───── SUPPLIED MATERIAL

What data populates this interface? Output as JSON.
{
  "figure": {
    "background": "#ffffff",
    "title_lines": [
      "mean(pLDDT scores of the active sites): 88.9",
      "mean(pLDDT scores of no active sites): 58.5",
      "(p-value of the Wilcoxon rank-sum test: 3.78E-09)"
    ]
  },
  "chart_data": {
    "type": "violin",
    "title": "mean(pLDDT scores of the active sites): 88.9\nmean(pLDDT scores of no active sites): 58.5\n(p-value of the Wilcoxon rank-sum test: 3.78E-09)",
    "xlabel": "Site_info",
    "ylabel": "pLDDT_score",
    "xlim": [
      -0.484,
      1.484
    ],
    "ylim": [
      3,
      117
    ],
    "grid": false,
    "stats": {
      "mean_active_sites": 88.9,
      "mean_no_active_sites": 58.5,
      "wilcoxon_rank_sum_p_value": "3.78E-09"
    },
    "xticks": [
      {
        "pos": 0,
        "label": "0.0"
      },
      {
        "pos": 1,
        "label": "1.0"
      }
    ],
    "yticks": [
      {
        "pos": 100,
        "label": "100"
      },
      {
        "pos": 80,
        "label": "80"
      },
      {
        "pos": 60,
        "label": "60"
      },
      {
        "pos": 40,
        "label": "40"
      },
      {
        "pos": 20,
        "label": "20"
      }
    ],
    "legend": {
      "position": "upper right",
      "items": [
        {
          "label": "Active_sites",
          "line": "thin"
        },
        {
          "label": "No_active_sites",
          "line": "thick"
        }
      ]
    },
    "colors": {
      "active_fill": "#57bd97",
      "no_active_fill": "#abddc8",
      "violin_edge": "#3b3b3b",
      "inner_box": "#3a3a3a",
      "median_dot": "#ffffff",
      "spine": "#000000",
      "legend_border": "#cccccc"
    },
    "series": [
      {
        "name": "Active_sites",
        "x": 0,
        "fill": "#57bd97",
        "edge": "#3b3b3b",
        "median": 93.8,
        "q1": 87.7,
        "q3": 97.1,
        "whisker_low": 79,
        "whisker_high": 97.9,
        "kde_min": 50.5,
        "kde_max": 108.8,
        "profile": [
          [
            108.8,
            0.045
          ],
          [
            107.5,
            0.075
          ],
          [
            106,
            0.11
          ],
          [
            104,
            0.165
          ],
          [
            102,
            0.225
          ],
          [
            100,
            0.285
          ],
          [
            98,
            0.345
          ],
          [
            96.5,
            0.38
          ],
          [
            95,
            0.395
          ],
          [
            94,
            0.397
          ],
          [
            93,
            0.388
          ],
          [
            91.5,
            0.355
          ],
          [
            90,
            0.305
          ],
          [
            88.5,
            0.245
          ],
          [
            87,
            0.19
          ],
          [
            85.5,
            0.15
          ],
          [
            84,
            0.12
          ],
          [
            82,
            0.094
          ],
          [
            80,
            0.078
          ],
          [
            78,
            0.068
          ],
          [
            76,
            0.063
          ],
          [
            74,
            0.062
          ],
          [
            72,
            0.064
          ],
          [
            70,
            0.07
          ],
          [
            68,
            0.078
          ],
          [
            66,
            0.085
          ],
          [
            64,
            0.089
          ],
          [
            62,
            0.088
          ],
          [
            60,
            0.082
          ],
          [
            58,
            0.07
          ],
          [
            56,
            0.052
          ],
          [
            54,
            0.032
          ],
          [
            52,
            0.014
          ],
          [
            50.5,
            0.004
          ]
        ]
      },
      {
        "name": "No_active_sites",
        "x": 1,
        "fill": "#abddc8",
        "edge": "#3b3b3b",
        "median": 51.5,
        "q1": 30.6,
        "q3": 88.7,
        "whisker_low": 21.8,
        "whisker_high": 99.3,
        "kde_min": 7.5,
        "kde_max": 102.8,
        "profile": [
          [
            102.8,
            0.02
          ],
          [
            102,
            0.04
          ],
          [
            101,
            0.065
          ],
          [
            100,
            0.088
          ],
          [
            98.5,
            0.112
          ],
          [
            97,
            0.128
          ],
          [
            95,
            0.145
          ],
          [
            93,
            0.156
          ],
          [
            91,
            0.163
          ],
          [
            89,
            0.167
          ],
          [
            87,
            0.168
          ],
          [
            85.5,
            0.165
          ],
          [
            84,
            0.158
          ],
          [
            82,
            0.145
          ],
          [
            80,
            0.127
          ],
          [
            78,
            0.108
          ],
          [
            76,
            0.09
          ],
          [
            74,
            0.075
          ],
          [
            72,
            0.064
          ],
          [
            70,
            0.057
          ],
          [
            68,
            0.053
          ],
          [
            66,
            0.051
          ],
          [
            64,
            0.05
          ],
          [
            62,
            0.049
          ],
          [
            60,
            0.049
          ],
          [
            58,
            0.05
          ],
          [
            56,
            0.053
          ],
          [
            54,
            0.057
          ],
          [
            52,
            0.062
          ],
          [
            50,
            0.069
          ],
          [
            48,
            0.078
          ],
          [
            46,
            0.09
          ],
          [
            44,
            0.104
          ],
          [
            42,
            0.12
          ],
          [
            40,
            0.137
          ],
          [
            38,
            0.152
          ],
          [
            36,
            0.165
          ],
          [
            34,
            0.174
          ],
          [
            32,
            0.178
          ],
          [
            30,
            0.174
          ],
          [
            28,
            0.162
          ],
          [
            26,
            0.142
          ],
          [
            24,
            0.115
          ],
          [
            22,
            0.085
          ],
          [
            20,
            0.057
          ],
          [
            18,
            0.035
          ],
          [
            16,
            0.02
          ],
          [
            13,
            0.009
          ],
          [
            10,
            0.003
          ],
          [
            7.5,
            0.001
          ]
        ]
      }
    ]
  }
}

──────────

> [WORK TO DO] Copy out each line of the listing that holds "scores".

> [FULL RESPONSE]
      "mean(pLDDT scores of the active sites): 88.9",
      "mean(pLDDT scores of no active sites): 58.5",
    "title": "mean(pLDDT scores of the active sites): 88.9\nmean(pLDDT scores of no active sites): 58.5\n(p-value of the Wilcoxon rank-sum test: 3.78E-09)",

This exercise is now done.